*GIVEN DATA*:
※

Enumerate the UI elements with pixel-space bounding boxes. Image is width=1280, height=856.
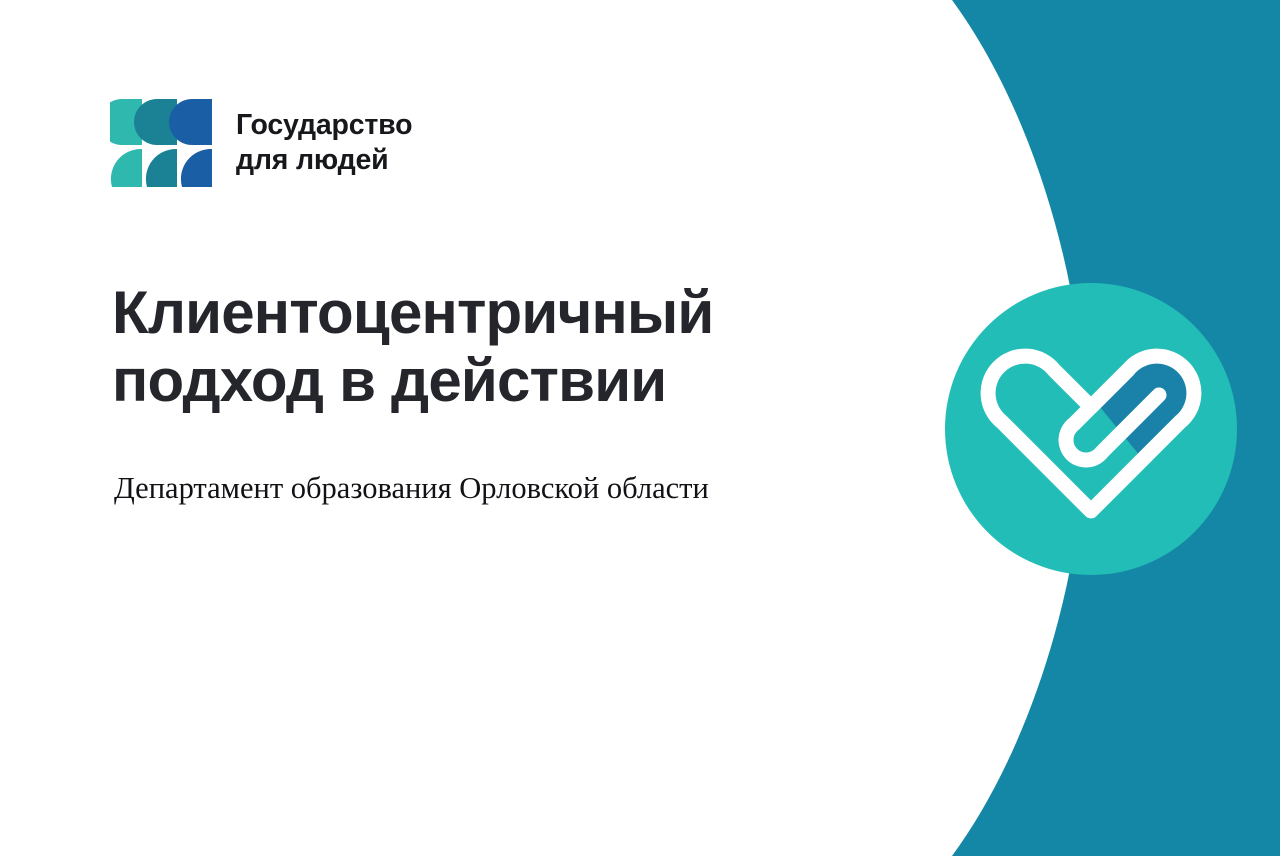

※

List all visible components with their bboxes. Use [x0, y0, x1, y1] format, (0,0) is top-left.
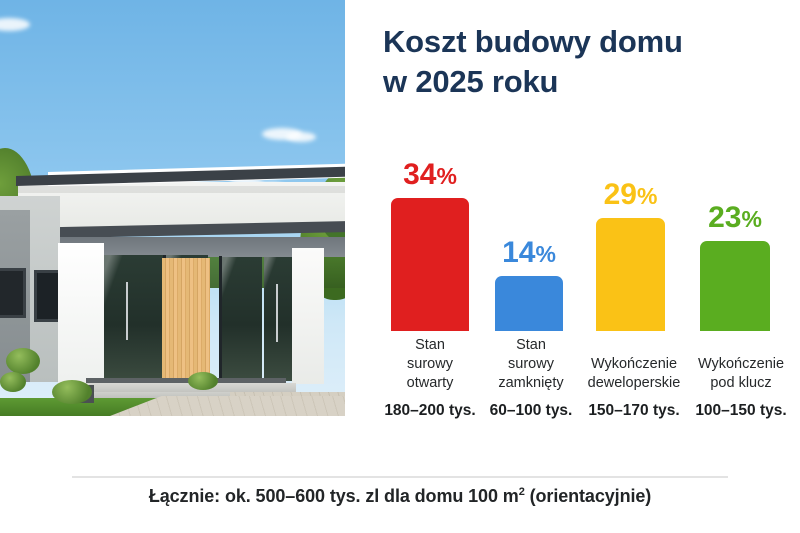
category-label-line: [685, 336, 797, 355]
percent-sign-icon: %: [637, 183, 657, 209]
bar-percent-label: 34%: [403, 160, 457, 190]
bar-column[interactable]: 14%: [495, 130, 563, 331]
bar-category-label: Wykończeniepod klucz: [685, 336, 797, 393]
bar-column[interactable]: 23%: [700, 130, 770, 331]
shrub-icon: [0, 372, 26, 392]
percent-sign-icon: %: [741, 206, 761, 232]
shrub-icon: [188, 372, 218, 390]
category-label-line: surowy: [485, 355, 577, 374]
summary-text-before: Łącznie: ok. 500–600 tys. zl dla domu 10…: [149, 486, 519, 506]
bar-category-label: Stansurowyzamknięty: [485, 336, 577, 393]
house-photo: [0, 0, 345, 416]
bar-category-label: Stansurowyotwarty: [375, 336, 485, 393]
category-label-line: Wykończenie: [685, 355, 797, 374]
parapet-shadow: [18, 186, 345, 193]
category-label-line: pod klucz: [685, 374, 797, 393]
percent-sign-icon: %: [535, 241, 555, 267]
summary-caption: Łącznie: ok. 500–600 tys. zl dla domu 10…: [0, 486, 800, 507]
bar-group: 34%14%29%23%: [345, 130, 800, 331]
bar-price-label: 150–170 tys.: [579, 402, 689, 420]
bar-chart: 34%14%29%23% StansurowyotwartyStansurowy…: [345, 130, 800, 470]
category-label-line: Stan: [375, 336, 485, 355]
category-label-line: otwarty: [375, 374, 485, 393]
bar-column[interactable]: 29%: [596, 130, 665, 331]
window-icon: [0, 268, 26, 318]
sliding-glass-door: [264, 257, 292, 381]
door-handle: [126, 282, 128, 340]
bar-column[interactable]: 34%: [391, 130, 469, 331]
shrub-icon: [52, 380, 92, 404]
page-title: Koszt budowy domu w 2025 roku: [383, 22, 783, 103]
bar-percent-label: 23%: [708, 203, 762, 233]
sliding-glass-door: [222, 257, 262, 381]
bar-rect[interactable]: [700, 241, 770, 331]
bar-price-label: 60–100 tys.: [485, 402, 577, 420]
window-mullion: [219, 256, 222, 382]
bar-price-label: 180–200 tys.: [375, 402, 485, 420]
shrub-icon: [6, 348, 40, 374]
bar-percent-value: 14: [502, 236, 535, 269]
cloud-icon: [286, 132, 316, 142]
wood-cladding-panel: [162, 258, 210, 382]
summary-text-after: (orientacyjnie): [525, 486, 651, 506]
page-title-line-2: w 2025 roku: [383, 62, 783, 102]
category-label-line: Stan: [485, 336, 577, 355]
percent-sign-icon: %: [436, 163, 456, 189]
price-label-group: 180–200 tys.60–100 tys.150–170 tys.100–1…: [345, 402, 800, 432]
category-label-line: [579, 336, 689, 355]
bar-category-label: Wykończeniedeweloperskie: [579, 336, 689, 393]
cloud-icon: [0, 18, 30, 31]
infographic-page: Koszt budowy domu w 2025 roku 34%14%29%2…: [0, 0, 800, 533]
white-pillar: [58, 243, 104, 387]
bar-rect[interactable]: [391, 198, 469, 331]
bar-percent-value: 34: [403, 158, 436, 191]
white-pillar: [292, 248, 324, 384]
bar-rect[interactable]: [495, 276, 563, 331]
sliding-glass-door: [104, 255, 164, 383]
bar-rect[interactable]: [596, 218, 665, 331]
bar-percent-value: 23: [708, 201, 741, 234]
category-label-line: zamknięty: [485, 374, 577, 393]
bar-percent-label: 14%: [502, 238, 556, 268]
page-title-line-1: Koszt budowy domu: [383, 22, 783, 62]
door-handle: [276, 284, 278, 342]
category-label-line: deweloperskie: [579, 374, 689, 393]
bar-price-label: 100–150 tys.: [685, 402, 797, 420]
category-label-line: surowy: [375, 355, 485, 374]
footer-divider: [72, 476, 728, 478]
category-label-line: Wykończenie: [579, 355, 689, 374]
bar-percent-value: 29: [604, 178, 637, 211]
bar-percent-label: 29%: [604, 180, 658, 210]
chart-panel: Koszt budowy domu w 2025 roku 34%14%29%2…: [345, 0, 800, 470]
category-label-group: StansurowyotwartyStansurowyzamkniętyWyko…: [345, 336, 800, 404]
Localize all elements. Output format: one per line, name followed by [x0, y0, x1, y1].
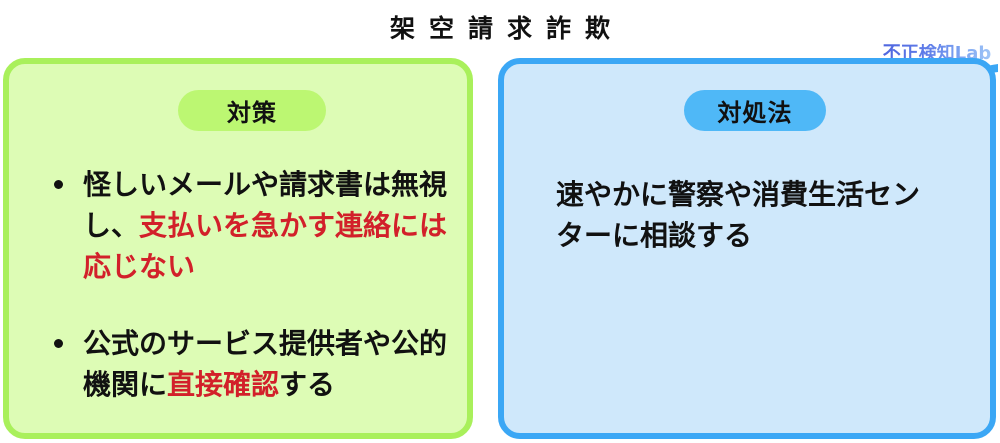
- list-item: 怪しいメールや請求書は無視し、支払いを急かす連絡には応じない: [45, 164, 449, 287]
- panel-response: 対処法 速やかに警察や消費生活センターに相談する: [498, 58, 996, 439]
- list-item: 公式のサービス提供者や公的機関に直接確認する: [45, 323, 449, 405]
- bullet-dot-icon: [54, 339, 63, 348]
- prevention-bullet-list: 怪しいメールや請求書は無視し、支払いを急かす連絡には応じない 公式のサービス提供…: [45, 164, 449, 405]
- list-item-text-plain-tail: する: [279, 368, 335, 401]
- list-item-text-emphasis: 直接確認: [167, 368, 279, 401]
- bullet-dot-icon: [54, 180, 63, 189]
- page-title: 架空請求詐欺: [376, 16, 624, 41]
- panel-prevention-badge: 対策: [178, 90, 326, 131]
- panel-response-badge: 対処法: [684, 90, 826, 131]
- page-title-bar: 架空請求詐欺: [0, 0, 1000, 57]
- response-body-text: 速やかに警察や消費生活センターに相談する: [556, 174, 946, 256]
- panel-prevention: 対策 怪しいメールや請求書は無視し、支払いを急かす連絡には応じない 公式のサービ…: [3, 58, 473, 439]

※

In the lines that start with the one containing "List all visible" and end with the one containing "bar-category-label: Stansurowyotwarty: [375, 336, 485, 393]", swap "shrub-icon" for "bush-icon" and change nothing else. Give back only those lines, leaving out the pictures.

List all visible components with their bboxes. Use [x0, y0, x1, y1] format, (0,0) is top-left.
category-label-line: [685, 336, 797, 355]
percent-sign-icon: %: [637, 183, 657, 209]
bar-percent-label: 34%: [403, 160, 457, 190]
bar-column[interactable]: 14%: [495, 130, 563, 331]
bar-category-label: Wykończeniepod klucz: [685, 336, 797, 393]
bar-column[interactable]: 23%: [700, 130, 770, 331]
bush-icon: [0, 372, 26, 392]
percent-sign-icon: %: [741, 206, 761, 232]
bush-icon: [188, 372, 218, 390]
category-label-line: surowy: [485, 355, 577, 374]
summary-text-before: Łącznie: ok. 500–600 tys. zl dla domu 10…: [149, 486, 519, 506]
bar-category-label: Stansurowyzamknięty: [485, 336, 577, 393]
house-photo: [0, 0, 345, 416]
bar-category-label: Stansurowyotwarty: [375, 336, 485, 393]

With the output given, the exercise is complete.